(Dataset records on visual material)
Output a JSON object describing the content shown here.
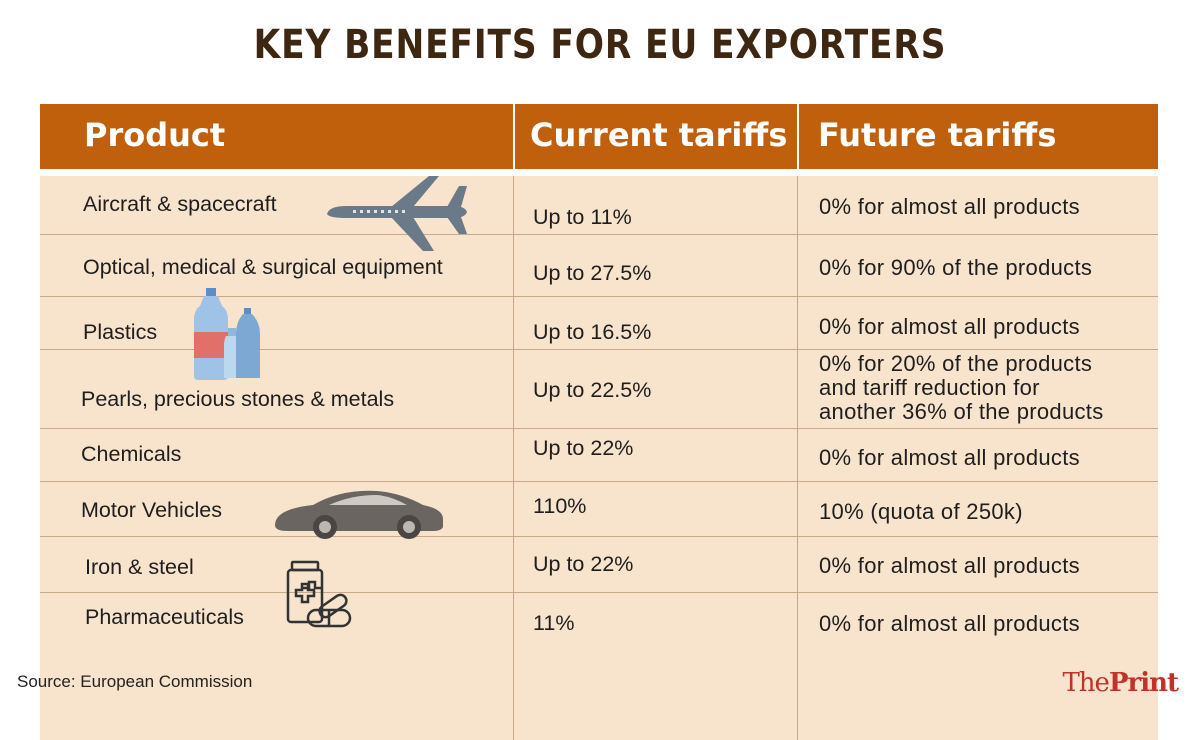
{
  "title": "KEY BENEFITS FOR EU EXPORTERS",
  "headers": {
    "product": "Product",
    "current": "Current tariffs",
    "future": "Future tariffs"
  },
  "rows": [
    {
      "product": "Aircraft & spacecraft",
      "current": "Up to 11%",
      "future": "0% for almost all products"
    },
    {
      "product": "Optical, medical & surgical equipment",
      "current": "Up to 27.5%",
      "future": "0% for 90% of the products"
    },
    {
      "product": "Plastics",
      "current": "Up to 16.5%",
      "future": "0% for almost all products"
    },
    {
      "product": "Pearls, precious stones & metals",
      "current": "Up to 22.5%",
      "future_lines": [
        "0% for 20% of the products",
        "and tariff reduction for",
        "another 36% of the products"
      ]
    },
    {
      "product": "Chemicals",
      "current": "Up to 22%",
      "future": "0% for almost all products"
    },
    {
      "product": "Motor Vehicles",
      "current": "110%",
      "future": "10% (quota of 250k)"
    },
    {
      "product": "Iron & steel",
      "current": "Up to 22%",
      "future": "0% for almost all products"
    },
    {
      "product": "Pharmaceuticals",
      "current": "11%",
      "future": "0% for almost all products"
    }
  ],
  "source": "Source: European Commission",
  "brand": {
    "prefix": "The",
    "suffix": "Print"
  },
  "colors": {
    "header": "#c0600d",
    "body": "#f8e3cc",
    "title": "#3d2612",
    "brand": "#c0322a"
  }
}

● Brief: Transcribe the whole listing, character for character, but not its images.

● Reply to the task:
Output a JSON object describing the content shown here.
{
  "title": "KEY BENEFITS FOR EU EXPORTERS",
  "headers": {
    "product": "Product",
    "current": "Current tariffs",
    "future": "Future tariffs"
  },
  "rows": [
    {
      "product": "Aircraft & spacecraft",
      "current": "Up to 11%",
      "future": "0% for almost all products"
    },
    {
      "product": "Optical, medical & surgical equipment",
      "current": "Up to 27.5%",
      "future": "0% for 90% of the products"
    },
    {
      "product": "Plastics",
      "current": "Up to 16.5%",
      "future": "0% for almost all products"
    },
    {
      "product": "Pearls, precious stones & metals",
      "current": "Up to 22.5%",
      "future_lines": [
        "0% for 20% of the products",
        "and tariff reduction for",
        "another 36% of the products"
      ]
    },
    {
      "product": "Chemicals",
      "current": "Up to 22%",
      "future": "0% for almost all products"
    },
    {
      "product": "Motor Vehicles",
      "current": "110%",
      "future": "10% (quota of 250k)"
    },
    {
      "product": "Iron & steel",
      "current": "Up to 22%",
      "future": "0% for almost all products"
    },
    {
      "product": "Pharmaceuticals",
      "current": "11%",
      "future": "0% for almost all products"
    }
  ],
  "source": "Source: European Commission",
  "brand": {
    "prefix": "The",
    "suffix": "Print"
  },
  "colors": {
    "header": "#c0600d",
    "body": "#f8e3cc",
    "title": "#3d2612",
    "brand": "#c0322a"
  }
}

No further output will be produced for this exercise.